## STATED PROBLEM
Write out all of the items again, replacing "interactable" with "clickable" everywhere it occurs and keeping every other part the same. Leave the pictures out of your answer.

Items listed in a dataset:

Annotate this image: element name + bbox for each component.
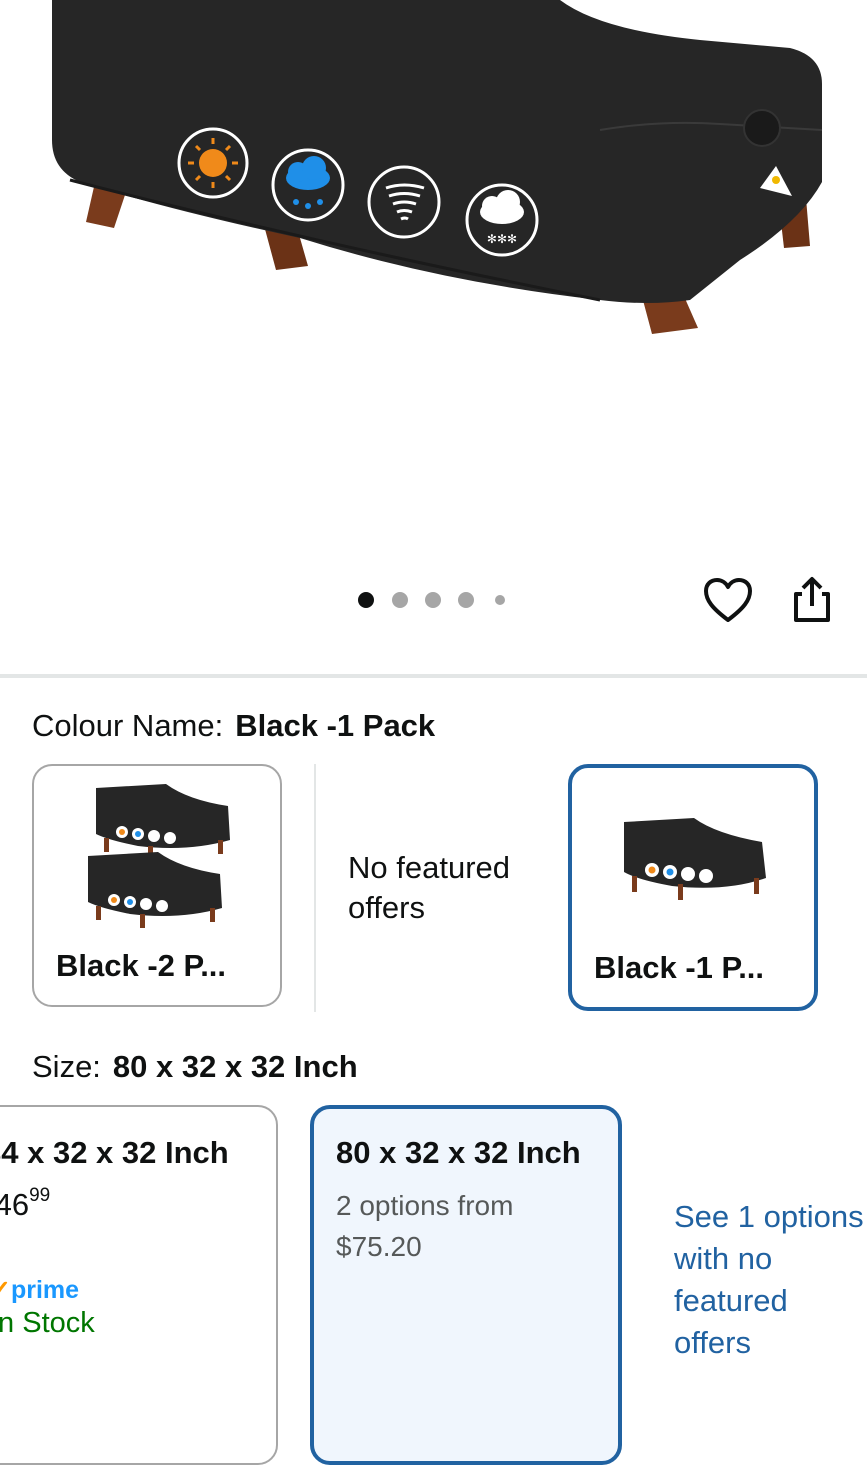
- carousel-dot[interactable]: [458, 592, 474, 608]
- sun-icon: [177, 127, 249, 199]
- colour-label: Colour Name:: [32, 708, 224, 743]
- carousel-dot[interactable]: [495, 595, 505, 605]
- colour-option-black-1-pack[interactable]: Black -1 P...: [568, 764, 818, 1011]
- size-selected-value: 80 x 32 x 32 Inch: [112, 1049, 358, 1084]
- tornado-icon: [367, 165, 441, 239]
- size-label-row: Size: 80 x 32 x 32 Inch: [32, 1049, 358, 1085]
- lounge-cover: [52, 0, 822, 303]
- size-option-price: $75.20: [336, 1231, 422, 1262]
- size-option-84-inch[interactable]: 84 x 32 x 32 Inch $4699 ✓prime In Stock: [0, 1105, 278, 1465]
- carousel-dot[interactable]: [392, 592, 408, 608]
- colour-option-thumbnail: [88, 784, 230, 928]
- carousel-dot-active[interactable]: [358, 592, 374, 608]
- size-option-price: $4699: [0, 1185, 51, 1223]
- heart-icon[interactable]: [702, 576, 754, 624]
- colour-option-name: Black -1 P...: [594, 950, 765, 985]
- size-option-title: 84 x 32 x 32 Inch: [0, 1135, 229, 1170]
- size-label: Size:: [32, 1049, 101, 1084]
- prime-badge: ✓prime: [0, 1275, 79, 1305]
- price-fraction: 99: [29, 1185, 51, 1206]
- colour-option-black-2-pack[interactable]: Black -2 P...: [32, 764, 282, 1007]
- prime-label: prime: [10, 1276, 80, 1304]
- stock-status: In Stock: [0, 1307, 95, 1339]
- no-featured-offers-text: No featured offers: [348, 850, 510, 925]
- section-divider: [0, 674, 867, 678]
- colour-option-thumbnail: [624, 818, 766, 900]
- rain-cloud-icon: [271, 148, 345, 222]
- size-option-offers-text: 2 options from: [336, 1190, 514, 1221]
- colour-selected-value: Black -1 Pack: [235, 708, 436, 743]
- svg-text:✻✻✻: ✻✻✻: [487, 232, 517, 246]
- share-icon[interactable]: [788, 574, 836, 626]
- see-options-link[interactable]: See 1 options with no featured offers: [674, 1196, 864, 1364]
- size-option-title: 80 x 32 x 32 Inch: [336, 1135, 581, 1170]
- carousel-dot[interactable]: [425, 592, 441, 608]
- image-carousel-dots[interactable]: [352, 588, 522, 614]
- product-image[interactable]: ✻✻✻: [0, 0, 867, 560]
- colour-option-name: Black -2 P...: [56, 948, 227, 983]
- price-whole: 46: [0, 1187, 30, 1222]
- snow-cloud-icon: ✻✻✻: [465, 183, 539, 257]
- swatch-divider: [314, 764, 316, 1012]
- colour-label-row: Colour Name: Black -1 Pack: [32, 708, 435, 744]
- size-option-80-inch[interactable]: 80 x 32 x 32 Inch 2 options from $75.20: [310, 1105, 622, 1465]
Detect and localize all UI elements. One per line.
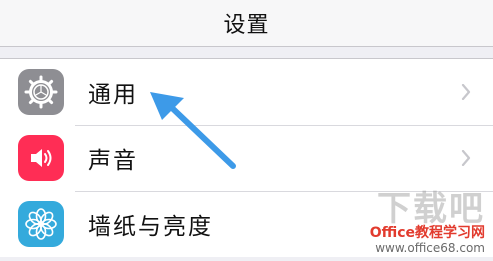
watermark-url: www.office68.com bbox=[375, 241, 485, 255]
chevron-right-icon bbox=[461, 150, 471, 166]
chevron-right-icon bbox=[461, 84, 471, 100]
watermark: 下载吧 Office教程学习网 www.office68.com bbox=[369, 189, 485, 255]
watermark-site-name: Office教程学习网 bbox=[369, 225, 485, 241]
flower-icon bbox=[18, 201, 64, 247]
settings-row-sounds[interactable]: 声音 bbox=[0, 125, 493, 191]
settings-label-general: 通用 bbox=[88, 82, 138, 108]
gear-icon bbox=[18, 69, 64, 115]
page-title: 设置 bbox=[223, 13, 270, 38]
speaker-icon bbox=[18, 135, 64, 181]
watermark-logo-text: 下载吧 bbox=[377, 189, 485, 229]
settings-row-general[interactable]: 通用 bbox=[0, 59, 493, 125]
settings-label-sounds: 声音 bbox=[88, 148, 138, 174]
settings-label-wallpaper: 墙纸与亮度 bbox=[88, 214, 213, 240]
nav-bar: 设置 bbox=[0, 0, 493, 47]
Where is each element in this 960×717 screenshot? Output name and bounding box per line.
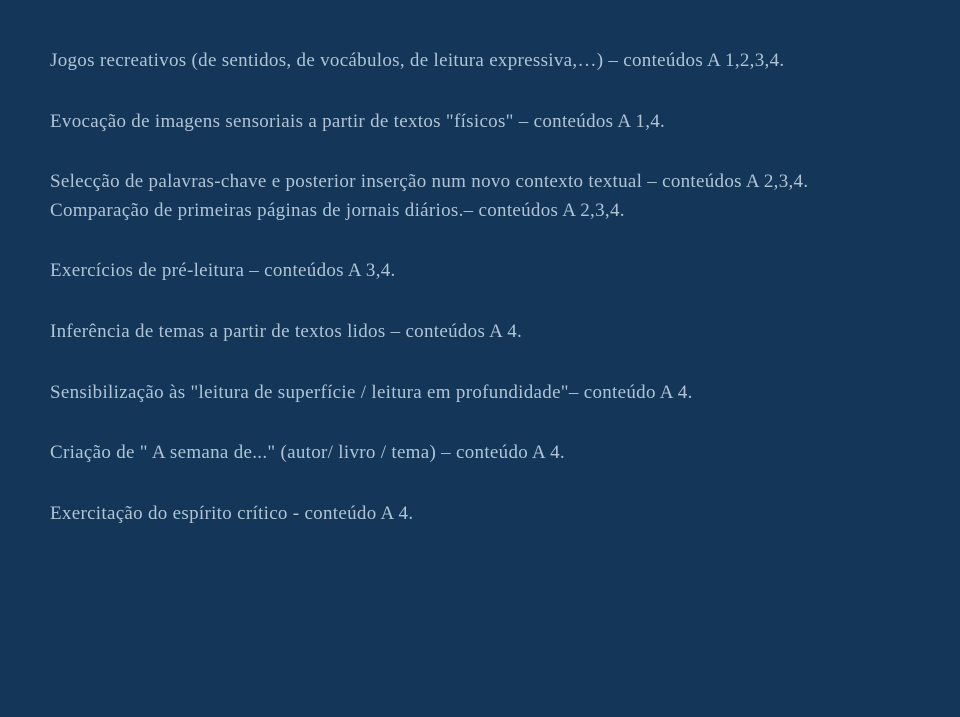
text-line-4: Comparação de primeiras páginas de jorna… — [50, 198, 910, 225]
text-line-1: Jogos recreativos (de sentidos, de vocáb… — [50, 48, 910, 75]
text-line-8: Criação de " A semana de..." (autor/ liv… — [50, 440, 910, 467]
text-line-3: Selecção de palavras-chave e posterior i… — [50, 169, 910, 196]
text-line-5: Exercícios de pré-leitura – conteúdos A … — [50, 258, 910, 285]
text-line-9: Exercitação do espírito crítico - conteú… — [50, 501, 910, 528]
text-line-7: Sensibilização às "leitura de superfície… — [50, 380, 910, 407]
text-line-6: Inferência de temas a partir de textos l… — [50, 319, 910, 346]
text-line-2: Evocação de imagens sensoriais a partir … — [50, 109, 910, 136]
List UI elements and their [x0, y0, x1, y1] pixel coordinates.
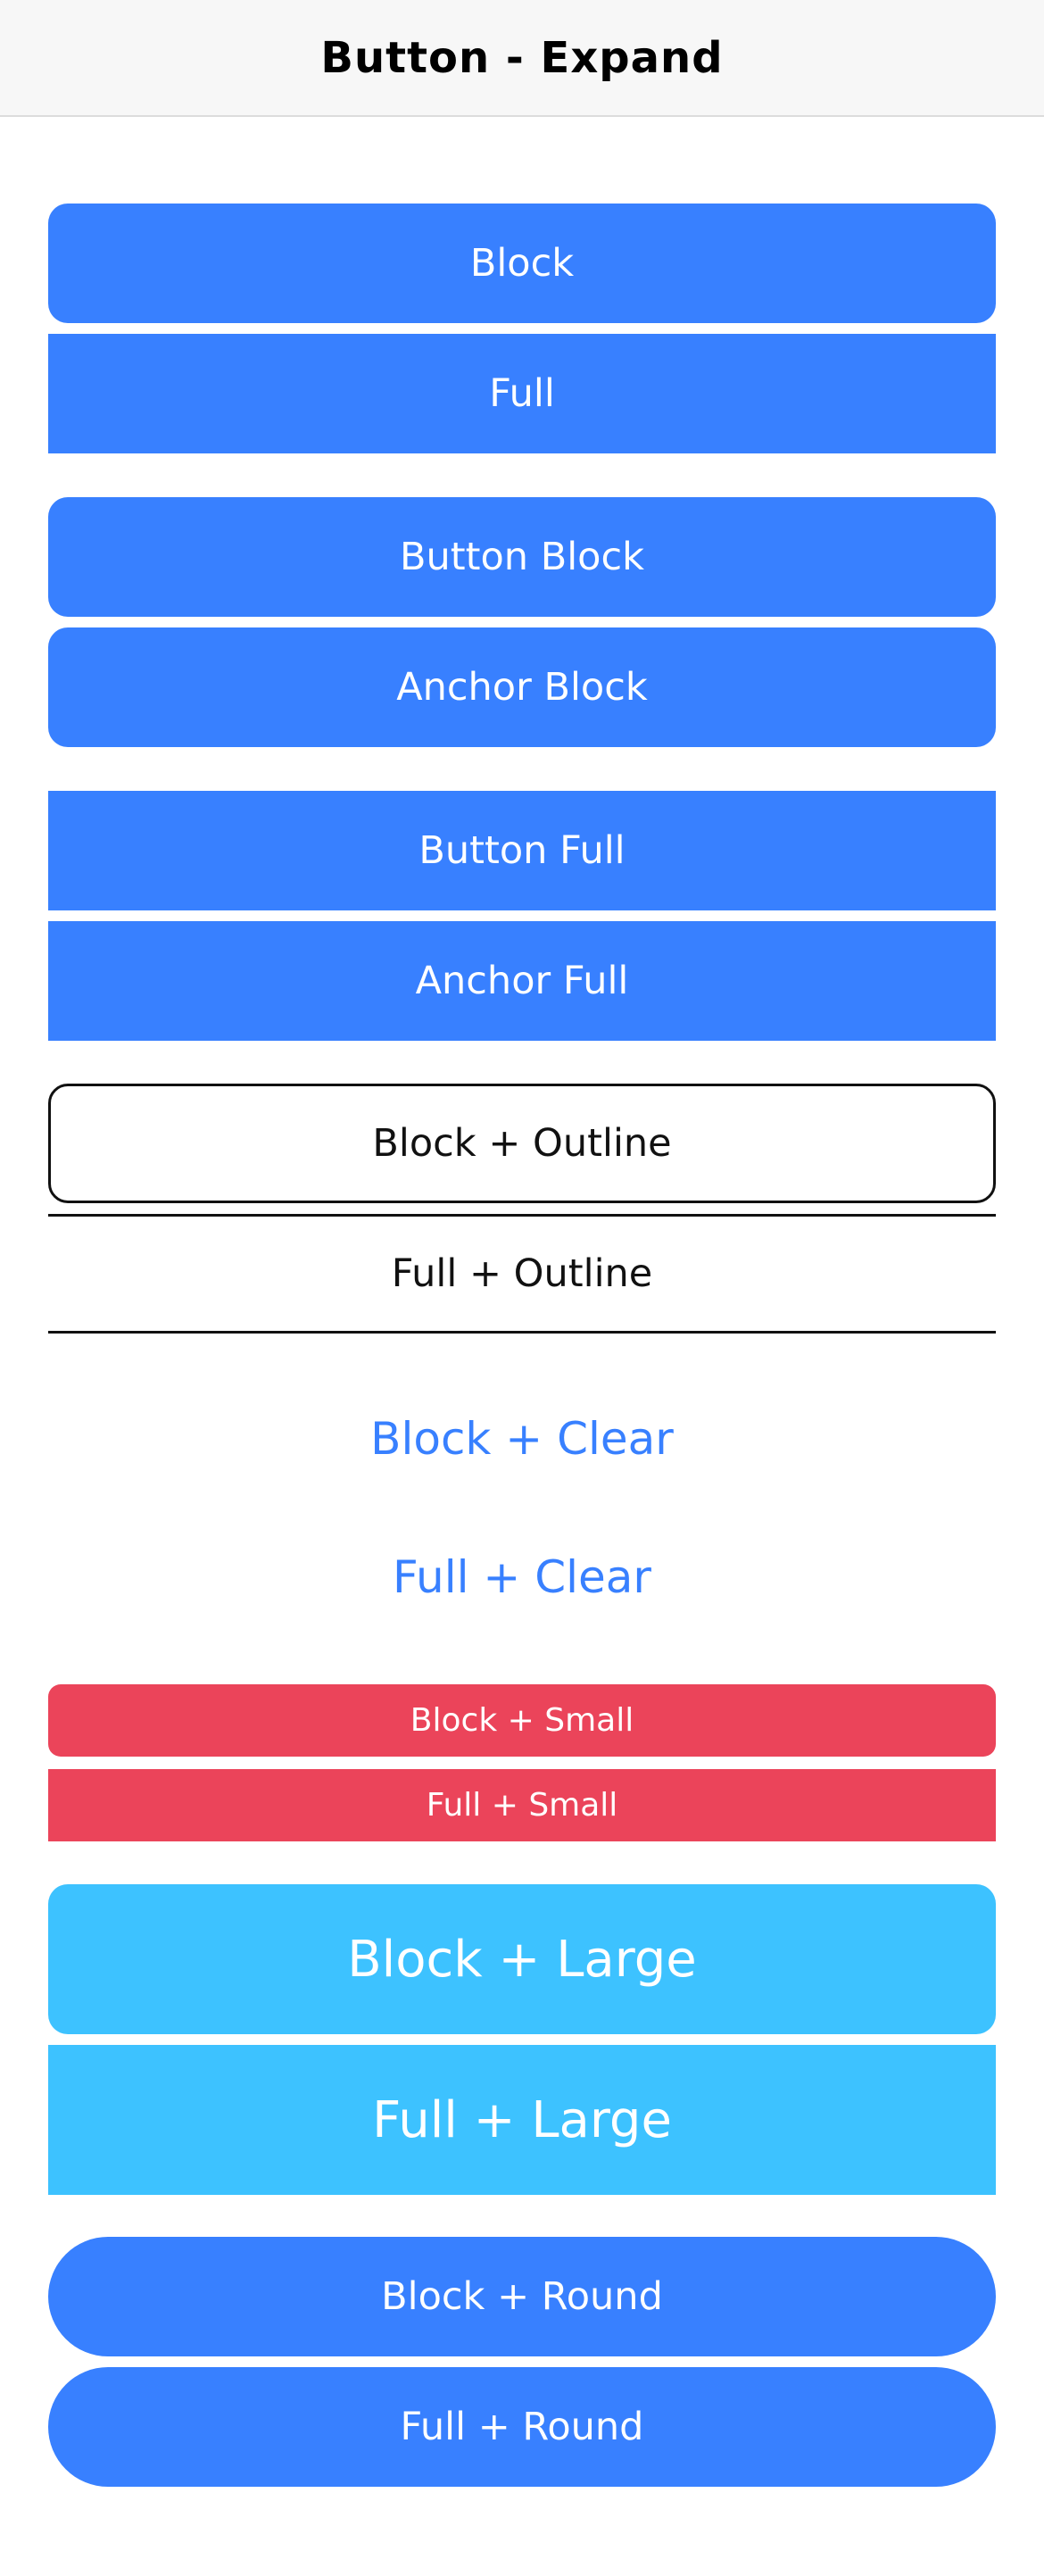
full-outline-button[interactable]: Full + Outline [48, 1214, 996, 1334]
anchor-block-link[interactable]: Anchor Block [48, 627, 996, 747]
anchor-full-link[interactable]: Anchor Full [48, 921, 996, 1041]
full-button[interactable]: Full [48, 334, 996, 453]
page-title: Button - Expand [320, 32, 724, 83]
block-outline-button[interactable]: Block + Outline [48, 1084, 996, 1203]
block-large-button[interactable]: Block + Large [48, 1884, 996, 2034]
block-small-button[interactable]: Block + Small [48, 1684, 996, 1757]
full-clear-button[interactable]: Full + Clear [48, 1517, 996, 1637]
button-full-button[interactable]: Button Full [48, 791, 996, 910]
toolbar: Button - Expand [0, 0, 1044, 117]
full-large-button[interactable]: Full + Large [48, 2045, 996, 2195]
block-button[interactable]: Block [48, 204, 996, 323]
block-clear-button[interactable]: Block + Clear [48, 1379, 996, 1499]
block-round-button[interactable]: Block + Round [48, 2237, 996, 2356]
button-block-button[interactable]: Button Block [48, 497, 996, 617]
full-round-button[interactable]: Full + Round [48, 2367, 996, 2487]
full-small-button[interactable]: Full + Small [48, 1769, 996, 1841]
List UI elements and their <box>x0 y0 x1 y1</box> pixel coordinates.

## ANSWER BELOW
Annotate this image: element name + bbox for each component.
- carousel-dot[clickable]: [458, 592, 474, 608]
- sun-icon: [177, 127, 249, 199]
- colour-label: Colour Name:: [32, 708, 224, 743]
- carousel-dot[clickable]: [495, 595, 505, 605]
- colour-option-black-1-pack[clickable]: Black -1 P...: [568, 764, 818, 1011]
- size-selected-value: 80 x 32 x 32 Inch: [112, 1049, 358, 1084]
- tornado-icon: [367, 165, 441, 239]
- size-label-row: Size: 80 x 32 x 32 Inch: [32, 1049, 358, 1085]
- lounge-cover: [52, 0, 822, 303]
- size-option-price: $75.20: [336, 1231, 422, 1262]
- size-option-84-inch[clickable]: 84 x 32 x 32 Inch $4699 ✓prime In Stock: [0, 1105, 278, 1465]
- carousel-dot[clickable]: [392, 592, 408, 608]
- colour-option-thumbnail: [88, 784, 230, 928]
- carousel-dot-active[clickable]: [358, 592, 374, 608]
- size-option-price: $4699: [0, 1185, 51, 1223]
- heart-icon[clickable]: [702, 576, 754, 624]
- colour-option-name: Black -1 P...: [594, 950, 765, 985]
- size-option-title: 84 x 32 x 32 Inch: [0, 1135, 229, 1170]
- size-label: Size:: [32, 1049, 101, 1084]
- prime-badge: ✓prime: [0, 1275, 79, 1305]
- price-fraction: 99: [29, 1185, 51, 1206]
- colour-option-black-2-pack[clickable]: Black -2 P...: [32, 764, 282, 1007]
- prime-label: prime: [10, 1276, 80, 1304]
- stock-status: In Stock: [0, 1307, 95, 1339]
- no-featured-offers-text: No featured offers: [348, 850, 510, 925]
- section-divider: [0, 674, 867, 678]
- colour-option-thumbnail: [624, 818, 766, 900]
- rain-cloud-icon: [271, 148, 345, 222]
- size-option-offers-text: 2 options from: [336, 1190, 514, 1221]
- colour-selected-value: Black -1 Pack: [235, 708, 436, 743]
- svg-text:✻✻✻: ✻✻✻: [487, 232, 517, 246]
- share-icon[clickable]: [788, 574, 836, 626]
- see-options-link[clickable]: See 1 options with no featured offers: [674, 1196, 864, 1364]
- size-option-title: 80 x 32 x 32 Inch: [336, 1135, 581, 1170]
- carousel-dot[clickable]: [425, 592, 441, 608]
- image-carousel-dots[clickable]: [352, 588, 522, 614]
- product-image[clickable]: ✻✻✻: [0, 0, 867, 560]
- colour-option-name: Black -2 P...: [56, 948, 227, 983]
- price-whole: 46: [0, 1187, 30, 1222]
- snow-cloud-icon: ✻✻✻: [465, 183, 539, 257]
- swatch-divider: [314, 764, 316, 1012]
- colour-label-row: Colour Name: Black -1 Pack: [32, 708, 435, 744]
- size-option-80-inch[clickable]: 80 x 32 x 32 Inch 2 options from $75.20: [310, 1105, 622, 1465]
Detect and localize all UI elements. One per line.
watermark-url: www.office68.com bbox=[375, 241, 485, 255]
chevron-right-icon bbox=[461, 150, 471, 166]
chevron-right-icon bbox=[461, 84, 471, 100]
watermark: 下载吧 Office教程学习网 www.office68.com bbox=[369, 189, 485, 255]
watermark-site-name: Office教程学习网 bbox=[369, 225, 485, 241]
flower-icon bbox=[18, 201, 64, 247]
settings-row-sounds[clickable]: 声音 bbox=[0, 125, 493, 191]
settings-label-general: 通用 bbox=[88, 82, 138, 108]
gear-icon bbox=[18, 69, 64, 115]
page-title: 设置 bbox=[223, 13, 270, 38]
speaker-icon bbox=[18, 135, 64, 181]
watermark-logo-text: 下载吧 bbox=[377, 189, 485, 229]
settings-row-general[clickable]: 通用 bbox=[0, 59, 493, 125]
settings-label-sounds: 声音 bbox=[88, 148, 138, 174]
settings-label-wallpaper: 墙纸与亮度 bbox=[88, 214, 213, 240]
nav-bar: 设置 bbox=[0, 0, 493, 47]
Where is each element in this 960×717 screenshot? Output name and bounding box per line.
text-line-4: Comparação de primeiras páginas de jorna… — [50, 198, 910, 225]
text-line-1: Jogos recreativos (de sentidos, de vocáb… — [50, 48, 910, 75]
text-line-8: Criação de " A semana de..." (autor/ liv… — [50, 440, 910, 467]
text-line-3: Selecção de palavras-chave e posterior i… — [50, 169, 910, 196]
text-line-5: Exercícios de pré-leitura – conteúdos A … — [50, 258, 910, 285]
text-line-9: Exercitação do espírito crítico - conteú… — [50, 501, 910, 528]
text-line-7: Sensibilização às "leitura de superfície… — [50, 380, 910, 407]
text-line-6: Inferência de temas a partir de textos l… — [50, 319, 910, 346]
text-line-2: Evocação de imagens sensoriais a partir … — [50, 109, 910, 136]
List UI elements and their [x0, y0, x1, y1] pixel coordinates.
full-outline-button[clickable]: Full + Outline [48, 1214, 996, 1334]
anchor-block-link[clickable]: Anchor Block [48, 627, 996, 747]
anchor-full-link[clickable]: Anchor Full [48, 921, 996, 1041]
full-button[clickable]: Full [48, 334, 996, 453]
page-title: Button - Expand [320, 32, 724, 83]
block-outline-button[clickable]: Block + Outline [48, 1084, 996, 1203]
block-large-button[clickable]: Block + Large [48, 1884, 996, 2034]
block-small-button[clickable]: Block + Small [48, 1684, 996, 1757]
full-clear-button[clickable]: Full + Clear [48, 1517, 996, 1637]
button-full-button[clickable]: Button Full [48, 791, 996, 910]
toolbar: Button - Expand [0, 0, 1044, 117]
full-large-button[clickable]: Full + Large [48, 2045, 996, 2195]
block-button[clickable]: Block [48, 204, 996, 323]
block-clear-button[clickable]: Block + Clear [48, 1379, 996, 1499]
block-round-button[clickable]: Block + Round [48, 2237, 996, 2356]
button-block-button[clickable]: Button Block [48, 497, 996, 617]
full-round-button[clickable]: Full + Round [48, 2367, 996, 2487]
full-small-button[clickable]: Full + Small [48, 1769, 996, 1841]
List UI elements and their <box>x0 y0 x1 y1</box> pixel coordinates.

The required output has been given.